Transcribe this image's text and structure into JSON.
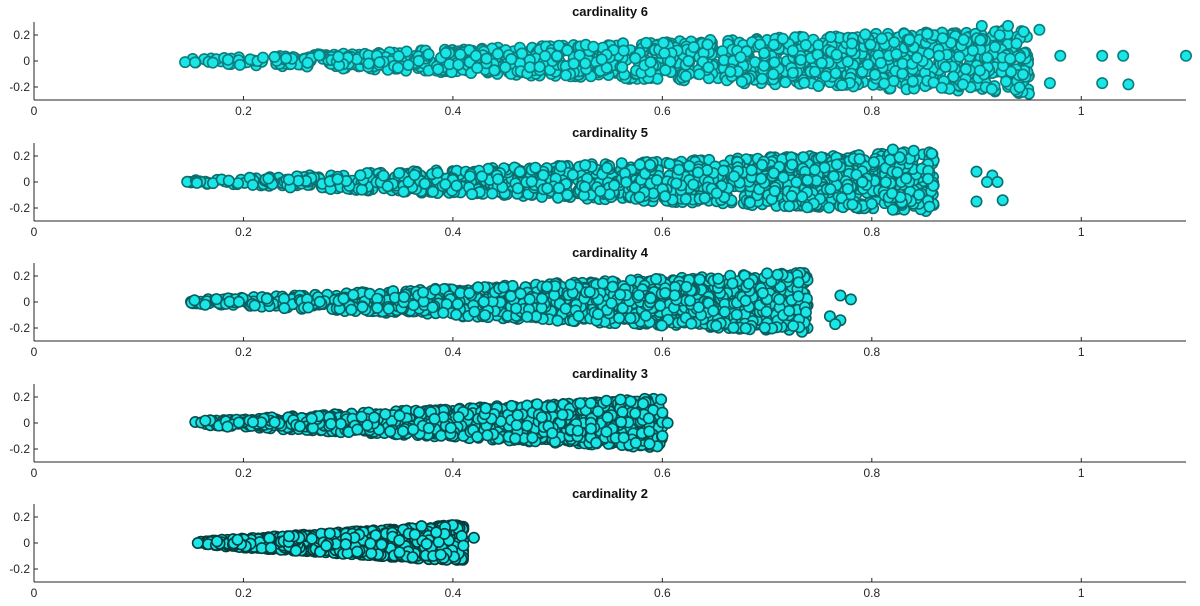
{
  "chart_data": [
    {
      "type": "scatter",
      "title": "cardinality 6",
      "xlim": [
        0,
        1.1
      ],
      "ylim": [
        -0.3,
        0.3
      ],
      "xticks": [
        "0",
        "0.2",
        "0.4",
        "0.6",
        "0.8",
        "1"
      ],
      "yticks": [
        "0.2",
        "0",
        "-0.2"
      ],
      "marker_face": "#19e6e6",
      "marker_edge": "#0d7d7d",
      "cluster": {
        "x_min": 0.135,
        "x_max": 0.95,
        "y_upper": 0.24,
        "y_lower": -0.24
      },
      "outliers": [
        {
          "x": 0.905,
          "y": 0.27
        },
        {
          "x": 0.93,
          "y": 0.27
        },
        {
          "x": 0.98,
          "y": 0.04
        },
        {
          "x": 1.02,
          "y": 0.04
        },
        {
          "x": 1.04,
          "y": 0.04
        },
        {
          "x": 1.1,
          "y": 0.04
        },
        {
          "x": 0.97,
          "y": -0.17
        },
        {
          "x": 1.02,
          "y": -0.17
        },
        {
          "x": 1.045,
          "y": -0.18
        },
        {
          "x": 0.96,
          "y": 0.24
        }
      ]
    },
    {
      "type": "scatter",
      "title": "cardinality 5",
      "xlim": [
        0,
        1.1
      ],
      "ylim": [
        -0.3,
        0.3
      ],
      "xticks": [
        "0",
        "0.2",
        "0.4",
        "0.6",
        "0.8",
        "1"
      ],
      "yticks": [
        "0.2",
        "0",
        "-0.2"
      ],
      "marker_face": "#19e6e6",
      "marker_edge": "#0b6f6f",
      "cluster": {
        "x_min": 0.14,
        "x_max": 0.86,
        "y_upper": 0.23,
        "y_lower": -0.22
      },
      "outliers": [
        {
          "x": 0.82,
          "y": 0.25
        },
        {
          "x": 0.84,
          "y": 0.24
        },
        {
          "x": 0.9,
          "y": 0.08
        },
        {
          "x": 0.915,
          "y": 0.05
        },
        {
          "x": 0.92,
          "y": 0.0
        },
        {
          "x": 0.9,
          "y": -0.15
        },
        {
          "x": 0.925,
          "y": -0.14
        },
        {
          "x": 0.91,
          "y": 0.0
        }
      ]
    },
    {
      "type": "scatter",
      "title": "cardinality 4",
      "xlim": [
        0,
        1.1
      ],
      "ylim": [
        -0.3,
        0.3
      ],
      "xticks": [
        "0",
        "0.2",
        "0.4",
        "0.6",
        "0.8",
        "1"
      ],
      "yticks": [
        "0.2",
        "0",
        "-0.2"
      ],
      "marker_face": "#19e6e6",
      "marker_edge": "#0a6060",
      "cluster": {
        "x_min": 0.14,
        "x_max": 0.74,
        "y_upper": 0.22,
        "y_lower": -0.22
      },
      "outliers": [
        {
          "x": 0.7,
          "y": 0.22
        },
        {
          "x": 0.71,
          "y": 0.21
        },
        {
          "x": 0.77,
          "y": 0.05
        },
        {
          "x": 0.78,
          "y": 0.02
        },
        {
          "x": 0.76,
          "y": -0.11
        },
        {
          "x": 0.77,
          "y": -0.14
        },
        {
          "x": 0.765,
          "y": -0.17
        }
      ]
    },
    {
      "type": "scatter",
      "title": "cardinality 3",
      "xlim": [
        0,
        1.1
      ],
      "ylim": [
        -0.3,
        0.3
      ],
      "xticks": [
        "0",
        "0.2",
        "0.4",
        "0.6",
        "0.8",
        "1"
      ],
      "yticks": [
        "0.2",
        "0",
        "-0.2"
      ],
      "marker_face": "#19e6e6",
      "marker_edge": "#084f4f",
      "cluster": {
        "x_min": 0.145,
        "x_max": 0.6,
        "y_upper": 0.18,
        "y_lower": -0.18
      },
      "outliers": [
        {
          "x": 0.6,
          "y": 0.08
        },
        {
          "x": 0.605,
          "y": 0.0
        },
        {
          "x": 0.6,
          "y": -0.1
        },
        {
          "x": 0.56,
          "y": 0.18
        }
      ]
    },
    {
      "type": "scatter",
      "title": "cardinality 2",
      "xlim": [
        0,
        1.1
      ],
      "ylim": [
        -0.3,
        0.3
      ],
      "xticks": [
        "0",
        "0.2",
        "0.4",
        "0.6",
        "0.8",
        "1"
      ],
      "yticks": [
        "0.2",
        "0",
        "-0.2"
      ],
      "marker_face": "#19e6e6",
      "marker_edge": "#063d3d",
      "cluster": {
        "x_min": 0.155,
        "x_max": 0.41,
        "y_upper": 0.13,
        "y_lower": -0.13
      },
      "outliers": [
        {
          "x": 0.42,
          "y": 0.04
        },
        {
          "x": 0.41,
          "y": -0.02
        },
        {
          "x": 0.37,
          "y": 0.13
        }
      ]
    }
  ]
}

----

> [Exercise]:
Leaving all pictures aside, quote each record exactly.

> [The response]:
Transcribe this image's text and structure into JSON.
{
  "chart_data": [
    {
      "type": "scatter",
      "title": "cardinality 6",
      "xlim": [
        0,
        1.1
      ],
      "ylim": [
        -0.3,
        0.3
      ],
      "xticks": [
        "0",
        "0.2",
        "0.4",
        "0.6",
        "0.8",
        "1"
      ],
      "yticks": [
        "0.2",
        "0",
        "-0.2"
      ],
      "marker_face": "#19e6e6",
      "marker_edge": "#0d7d7d",
      "cluster": {
        "x_min": 0.135,
        "x_max": 0.95,
        "y_upper": 0.24,
        "y_lower": -0.24
      },
      "outliers": [
        {
          "x": 0.905,
          "y": 0.27
        },
        {
          "x": 0.93,
          "y": 0.27
        },
        {
          "x": 0.98,
          "y": 0.04
        },
        {
          "x": 1.02,
          "y": 0.04
        },
        {
          "x": 1.04,
          "y": 0.04
        },
        {
          "x": 1.1,
          "y": 0.04
        },
        {
          "x": 0.97,
          "y": -0.17
        },
        {
          "x": 1.02,
          "y": -0.17
        },
        {
          "x": 1.045,
          "y": -0.18
        },
        {
          "x": 0.96,
          "y": 0.24
        }
      ]
    },
    {
      "type": "scatter",
      "title": "cardinality 5",
      "xlim": [
        0,
        1.1
      ],
      "ylim": [
        -0.3,
        0.3
      ],
      "xticks": [
        "0",
        "0.2",
        "0.4",
        "0.6",
        "0.8",
        "1"
      ],
      "yticks": [
        "0.2",
        "0",
        "-0.2"
      ],
      "marker_face": "#19e6e6",
      "marker_edge": "#0b6f6f",
      "cluster": {
        "x_min": 0.14,
        "x_max": 0.86,
        "y_upper": 0.23,
        "y_lower": -0.22
      },
      "outliers": [
        {
          "x": 0.82,
          "y": 0.25
        },
        {
          "x": 0.84,
          "y": 0.24
        },
        {
          "x": 0.9,
          "y": 0.08
        },
        {
          "x": 0.915,
          "y": 0.05
        },
        {
          "x": 0.92,
          "y": 0.0
        },
        {
          "x": 0.9,
          "y": -0.15
        },
        {
          "x": 0.925,
          "y": -0.14
        },
        {
          "x": 0.91,
          "y": 0.0
        }
      ]
    },
    {
      "type": "scatter",
      "title": "cardinality 4",
      "xlim": [
        0,
        1.1
      ],
      "ylim": [
        -0.3,
        0.3
      ],
      "xticks": [
        "0",
        "0.2",
        "0.4",
        "0.6",
        "0.8",
        "1"
      ],
      "yticks": [
        "0.2",
        "0",
        "-0.2"
      ],
      "marker_face": "#19e6e6",
      "marker_edge": "#0a6060",
      "cluster": {
        "x_min": 0.14,
        "x_max": 0.74,
        "y_upper": 0.22,
        "y_lower": -0.22
      },
      "outliers": [
        {
          "x": 0.7,
          "y": 0.22
        },
        {
          "x": 0.71,
          "y": 0.21
        },
        {
          "x": 0.77,
          "y": 0.05
        },
        {
          "x": 0.78,
          "y": 0.02
        },
        {
          "x": 0.76,
          "y": -0.11
        },
        {
          "x": 0.77,
          "y": -0.14
        },
        {
          "x": 0.765,
          "y": -0.17
        }
      ]
    },
    {
      "type": "scatter",
      "title": "cardinality 3",
      "xlim": [
        0,
        1.1
      ],
      "ylim": [
        -0.3,
        0.3
      ],
      "xticks": [
        "0",
        "0.2",
        "0.4",
        "0.6",
        "0.8",
        "1"
      ],
      "yticks": [
        "0.2",
        "0",
        "-0.2"
      ],
      "marker_face": "#19e6e6",
      "marker_edge": "#084f4f",
      "cluster": {
        "x_min": 0.145,
        "x_max": 0.6,
        "y_upper": 0.18,
        "y_lower": -0.18
      },
      "outliers": [
        {
          "x": 0.6,
          "y": 0.08
        },
        {
          "x": 0.605,
          "y": 0.0
        },
        {
          "x": 0.6,
          "y": -0.1
        },
        {
          "x": 0.56,
          "y": 0.18
        }
      ]
    },
    {
      "type": "scatter",
      "title": "cardinality 2",
      "xlim": [
        0,
        1.1
      ],
      "ylim": [
        -0.3,
        0.3
      ],
      "xticks": [
        "0",
        "0.2",
        "0.4",
        "0.6",
        "0.8",
        "1"
      ],
      "yticks": [
        "0.2",
        "0",
        "-0.2"
      ],
      "marker_face": "#19e6e6",
      "marker_edge": "#063d3d",
      "cluster": {
        "x_min": 0.155,
        "x_max": 0.41,
        "y_upper": 0.13,
        "y_lower": -0.13
      },
      "outliers": [
        {
          "x": 0.42,
          "y": 0.04
        },
        {
          "x": 0.41,
          "y": -0.02
        },
        {
          "x": 0.37,
          "y": 0.13
        }
      ]
    }
  ]
}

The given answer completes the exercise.